[begin Provided material]

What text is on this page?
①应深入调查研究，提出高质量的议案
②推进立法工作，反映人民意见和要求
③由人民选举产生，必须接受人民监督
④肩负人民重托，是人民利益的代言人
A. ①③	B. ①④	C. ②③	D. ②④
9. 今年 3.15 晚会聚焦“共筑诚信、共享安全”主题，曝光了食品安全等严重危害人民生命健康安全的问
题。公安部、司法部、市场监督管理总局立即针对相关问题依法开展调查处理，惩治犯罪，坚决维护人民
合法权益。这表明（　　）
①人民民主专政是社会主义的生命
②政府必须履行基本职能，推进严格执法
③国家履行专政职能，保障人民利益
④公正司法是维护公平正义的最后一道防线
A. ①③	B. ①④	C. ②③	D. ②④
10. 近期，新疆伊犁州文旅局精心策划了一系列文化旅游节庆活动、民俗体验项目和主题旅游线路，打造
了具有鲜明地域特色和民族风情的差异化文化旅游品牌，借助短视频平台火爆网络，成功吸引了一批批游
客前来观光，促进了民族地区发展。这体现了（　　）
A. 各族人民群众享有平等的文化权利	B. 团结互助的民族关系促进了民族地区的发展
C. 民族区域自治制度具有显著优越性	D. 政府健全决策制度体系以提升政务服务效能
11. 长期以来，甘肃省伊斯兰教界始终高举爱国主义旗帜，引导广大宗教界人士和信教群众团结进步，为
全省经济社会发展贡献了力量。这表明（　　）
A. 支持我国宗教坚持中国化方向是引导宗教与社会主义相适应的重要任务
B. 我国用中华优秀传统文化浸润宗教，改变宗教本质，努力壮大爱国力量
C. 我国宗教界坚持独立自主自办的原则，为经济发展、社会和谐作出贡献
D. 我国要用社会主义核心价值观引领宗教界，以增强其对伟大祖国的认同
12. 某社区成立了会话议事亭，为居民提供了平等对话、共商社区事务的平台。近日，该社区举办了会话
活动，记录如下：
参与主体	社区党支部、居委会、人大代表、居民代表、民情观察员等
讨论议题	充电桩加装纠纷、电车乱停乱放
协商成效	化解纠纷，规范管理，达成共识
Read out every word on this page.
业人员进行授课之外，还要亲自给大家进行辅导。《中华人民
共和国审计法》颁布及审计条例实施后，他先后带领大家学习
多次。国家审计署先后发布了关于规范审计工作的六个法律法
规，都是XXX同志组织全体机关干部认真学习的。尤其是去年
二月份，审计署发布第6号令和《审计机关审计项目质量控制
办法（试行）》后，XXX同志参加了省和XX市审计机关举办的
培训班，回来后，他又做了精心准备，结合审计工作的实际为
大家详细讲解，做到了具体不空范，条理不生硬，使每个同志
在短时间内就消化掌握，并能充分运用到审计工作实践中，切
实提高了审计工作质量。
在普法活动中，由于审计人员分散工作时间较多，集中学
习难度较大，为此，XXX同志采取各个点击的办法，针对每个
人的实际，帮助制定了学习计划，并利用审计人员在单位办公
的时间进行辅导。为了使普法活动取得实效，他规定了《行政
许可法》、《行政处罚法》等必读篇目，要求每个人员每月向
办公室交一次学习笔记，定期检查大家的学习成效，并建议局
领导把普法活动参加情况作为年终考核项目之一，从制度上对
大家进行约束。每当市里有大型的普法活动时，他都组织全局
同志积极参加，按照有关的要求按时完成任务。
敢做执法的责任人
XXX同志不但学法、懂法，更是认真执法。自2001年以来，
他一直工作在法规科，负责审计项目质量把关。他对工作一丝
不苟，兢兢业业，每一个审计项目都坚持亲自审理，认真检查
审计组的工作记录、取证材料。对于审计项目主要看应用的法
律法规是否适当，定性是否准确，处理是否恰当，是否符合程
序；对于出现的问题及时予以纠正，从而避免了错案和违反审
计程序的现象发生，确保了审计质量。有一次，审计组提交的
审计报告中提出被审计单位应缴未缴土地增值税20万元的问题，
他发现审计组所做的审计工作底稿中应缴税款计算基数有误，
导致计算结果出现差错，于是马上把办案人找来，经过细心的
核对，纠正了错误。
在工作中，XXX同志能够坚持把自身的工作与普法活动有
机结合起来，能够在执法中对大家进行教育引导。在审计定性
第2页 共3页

[end Provided material]

Goal:
Set down the material above again, word for word.

Complete output:
What text is on this page?
①应深入调查研究，提出高质量的议案
②推进立法工作，反映人民意见和要求
③由人民选举产生，必须接受人民监督
④肩负人民重托，是人民利益的代言人
A. ①③	B. ①④	C. ②③	D. ②④
9. 今年 3.15 晚会聚焦“共筑诚信、共享安全”主题，曝光了食品安全等严重危害人民生命健康安全的问
题。公安部、司法部、市场监督管理总局立即针对相关问题依法开展调查处理，惩治犯罪，坚决维护人民
合法权益。这表明（　　）
①人民民主专政是社会主义的生命
②政府必须履行基本职能，推进严格执法
③国家履行专政职能，保障人民利益
④公正司法是维护公平正义的最后一道防线
A. ①③	B. ①④	C. ②③	D. ②④
10. 近期，新疆伊犁州文旅局精心策划了一系列文化旅游节庆活动、民俗体验项目和主题旅游线路，打造
了具有鲜明地域特色和民族风情的差异化文化旅游品牌，借助短视频平台火爆网络，成功吸引了一批批游
客前来观光，促进了民族地区发展。这体现了（　　）
A. 各族人民群众享有平等的文化权利	B. 团结互助的民族关系促进了民族地区的发展
C. 民族区域自治制度具有显著优越性	D. 政府健全决策制度体系以提升政务服务效能
11. 长期以来，甘肃省伊斯兰教界始终高举爱国主义旗帜，引导广大宗教界人士和信教群众团结进步，为
全省经济社会发展贡献了力量。这表明（　　）
A. 支持我国宗教坚持中国化方向是引导宗教与社会主义相适应的重要任务
B. 我国用中华优秀传统文化浸润宗教，改变宗教本质，努力壮大爱国力量
C. 我国宗教界坚持独立自主自办的原则，为经济发展、社会和谐作出贡献
D. 我国要用社会主义核心价值观引领宗教界，以增强其对伟大祖国的认同
12. 某社区成立了会话议事亭，为居民提供了平等对话、共商社区事务的平台。近日，该社区举办了会话
活动，记录如下：
参与主体	社区党支部、居委会、人大代表、居民代表、民情观察员等
讨论议题	充电桩加装纠纷、电车乱停乱放
协商成效	化解纠纷，规范管理，达成共识
Read out every word on this page.
业人员进行授课之外，还要亲自给大家进行辅导。《中华人民
共和国审计法》颁布及审计条例实施后，他先后带领大家学习
多次。国家审计署先后发布了关于规范审计工作的六个法律法
规，都是XXX同志组织全体机关干部认真学习的。尤其是去年
二月份，审计署发布第6号令和《审计机关审计项目质量控制
办法（试行）》后，XXX同志参加了省和XX市审计机关举办的
培训班，回来后，他又做了精心准备，结合审计工作的实际为
大家详细讲解，做到了具体不空范，条理不生硬，使每个同志
在短时间内就消化掌握，并能充分运用到审计工作实践中，切
实提高了审计工作质量。
在普法活动中，由于审计人员分散工作时间较多，集中学
习难度较大，为此，XXX同志采取各个点击的办法，针对每个
人的实际，帮助制定了学习计划，并利用审计人员在单位办公
的时间进行辅导。为了使普法活动取得实效，他规定了《行政
许可法》、《行政处罚法》等必读篇目，要求每个人员每月向
办公室交一次学习笔记，定期检查大家的学习成效，并建议局
领导把普法活动参加情况作为年终考核项目之一，从制度上对
大家进行约束。每当市里有大型的普法活动时，他都组织全局
同志积极参加，按照有关的要求按时完成任务。
敢做执法的责任人
XXX同志不但学法、懂法，更是认真执法。自2001年以来，
他一直工作在法规科，负责审计项目质量把关。他对工作一丝
不苟，兢兢业业，每一个审计项目都坚持亲自审理，认真检查
审计组的工作记录、取证材料。对于审计项目主要看应用的法
律法规是否适当，定性是否准确，处理是否恰当，是否符合程
序；对于出现的问题及时予以纠正，从而避免了错案和违反审
计程序的现象发生，确保了审计质量。有一次，审计组提交的
审计报告中提出被审计单位应缴未缴土地增值税20万元的问题，
他发现审计组所做的审计工作底稿中应缴税款计算基数有误，
导致计算结果出现差错，于是马上把办案人找来，经过细心的
核对，纠正了错误。
在工作中，XXX同志能够坚持把自身的工作与普法活动有
机结合起来，能够在执法中对大家进行教育引导。在审计定性
第2页 共3页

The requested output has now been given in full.